> STATED PROBLEM
All of the records listed below should be retyped exactly.

> INPUT

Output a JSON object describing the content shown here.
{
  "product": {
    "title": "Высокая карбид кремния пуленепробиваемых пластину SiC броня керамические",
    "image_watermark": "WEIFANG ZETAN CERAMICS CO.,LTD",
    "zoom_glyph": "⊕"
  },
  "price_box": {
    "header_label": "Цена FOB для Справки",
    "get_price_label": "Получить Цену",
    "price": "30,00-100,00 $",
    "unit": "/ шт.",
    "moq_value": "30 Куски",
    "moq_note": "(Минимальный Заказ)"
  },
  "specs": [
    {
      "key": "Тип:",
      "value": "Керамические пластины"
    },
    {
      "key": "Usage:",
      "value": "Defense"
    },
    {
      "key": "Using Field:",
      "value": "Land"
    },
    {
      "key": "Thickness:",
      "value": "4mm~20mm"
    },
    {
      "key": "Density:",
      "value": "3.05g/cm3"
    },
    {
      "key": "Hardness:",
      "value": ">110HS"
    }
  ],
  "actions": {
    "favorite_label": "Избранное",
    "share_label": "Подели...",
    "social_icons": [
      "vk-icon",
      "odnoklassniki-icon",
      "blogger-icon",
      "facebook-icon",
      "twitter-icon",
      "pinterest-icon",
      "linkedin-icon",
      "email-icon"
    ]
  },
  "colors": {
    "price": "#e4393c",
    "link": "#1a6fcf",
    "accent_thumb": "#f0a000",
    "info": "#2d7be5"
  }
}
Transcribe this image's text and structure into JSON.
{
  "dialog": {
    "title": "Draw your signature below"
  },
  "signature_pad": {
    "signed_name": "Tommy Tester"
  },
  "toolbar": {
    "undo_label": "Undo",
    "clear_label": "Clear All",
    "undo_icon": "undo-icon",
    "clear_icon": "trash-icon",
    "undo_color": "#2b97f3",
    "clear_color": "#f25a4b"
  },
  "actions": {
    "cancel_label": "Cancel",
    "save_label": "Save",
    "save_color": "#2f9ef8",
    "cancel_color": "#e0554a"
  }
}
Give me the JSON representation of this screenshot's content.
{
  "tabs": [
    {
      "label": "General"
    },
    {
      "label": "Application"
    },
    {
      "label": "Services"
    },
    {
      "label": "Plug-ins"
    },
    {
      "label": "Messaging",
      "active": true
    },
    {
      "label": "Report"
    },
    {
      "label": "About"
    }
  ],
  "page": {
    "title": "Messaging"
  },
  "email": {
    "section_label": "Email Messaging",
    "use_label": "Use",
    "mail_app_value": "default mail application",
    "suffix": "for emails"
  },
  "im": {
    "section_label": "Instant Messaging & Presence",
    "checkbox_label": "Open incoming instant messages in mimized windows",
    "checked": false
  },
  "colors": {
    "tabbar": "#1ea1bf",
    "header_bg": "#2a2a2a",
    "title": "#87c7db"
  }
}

> CORRECT ANSWER
Output a JSON object describing the content shown here.
{
  "product": {
    "title": "Высокая карбид кремния пуленепробиваемых пластину SiC броня керамические",
    "image_watermark": "WEIFANG ZETAN CERAMICS CO.,LTD",
    "zoom_glyph": "⊕"
  },
  "price_box": {
    "header_label": "Цена FOB для Справки",
    "get_price_label": "Получить Цену",
    "price": "30,00-100,00 $",
    "unit": "/ шт.",
    "moq_value": "30 Куски",
    "moq_note": "(Минимальный Заказ)"
  },
  "specs": [
    {
      "key": "Тип:",
      "value": "Керамические пластины"
    },
    {
      "key": "Usage:",
      "value": "Defense"
    },
    {
      "key": "Using Field:",
      "value": "Land"
    },
    {
      "key": "Thickness:",
      "value": "4mm~20mm"
    },
    {
      "key": "Density:",
      "value": "3.05g/cm3"
    },
    {
      "key": "Hardness:",
      "value": ">110HS"
    }
  ],
  "actions": {
    "favorite_label": "Избранное",
    "share_label": "Подели...",
    "social_icons": [
      "vk-icon",
      "odnoklassniki-icon",
      "blogger-icon",
      "facebook-icon",
      "twitter-icon",
      "pinterest-icon",
      "linkedin-icon",
      "email-icon"
    ]
  },
  "colors": {
    "price": "#e4393c",
    "link": "#1a6fcf",
    "accent_thumb": "#f0a000",
    "info": "#2d7be5"
  }
}
Transcribe this image's text and structure into JSON.
{
  "dialog": {
    "title": "Draw your signature below"
  },
  "signature_pad": {
    "signed_name": "Tommy Tester"
  },
  "toolbar": {
    "undo_label": "Undo",
    "clear_label": "Clear All",
    "undo_icon": "undo-icon",
    "clear_icon": "trash-icon",
    "undo_color": "#2b97f3",
    "clear_color": "#f25a4b"
  },
  "actions": {
    "cancel_label": "Cancel",
    "save_label": "Save",
    "save_color": "#2f9ef8",
    "cancel_color": "#e0554a"
  }
}
Give me the JSON representation of this screenshot's content.
{
  "tabs": [
    {
      "label": "General"
    },
    {
      "label": "Application"
    },
    {
      "label": "Services"
    },
    {
      "label": "Plug-ins"
    },
    {
      "label": "Messaging",
      "active": true
    },
    {
      "label": "Report"
    },
    {
      "label": "About"
    }
  ],
  "page": {
    "title": "Messaging"
  },
  "email": {
    "section_label": "Email Messaging",
    "use_label": "Use",
    "mail_app_value": "default mail application",
    "suffix": "for emails"
  },
  "im": {
    "section_label": "Instant Messaging & Presence",
    "checkbox_label": "Open incoming instant messages in mimized windows",
    "checked": false
  },
  "colors": {
    "tabbar": "#1ea1bf",
    "header_bg": "#2a2a2a",
    "title": "#87c7db"
  }
}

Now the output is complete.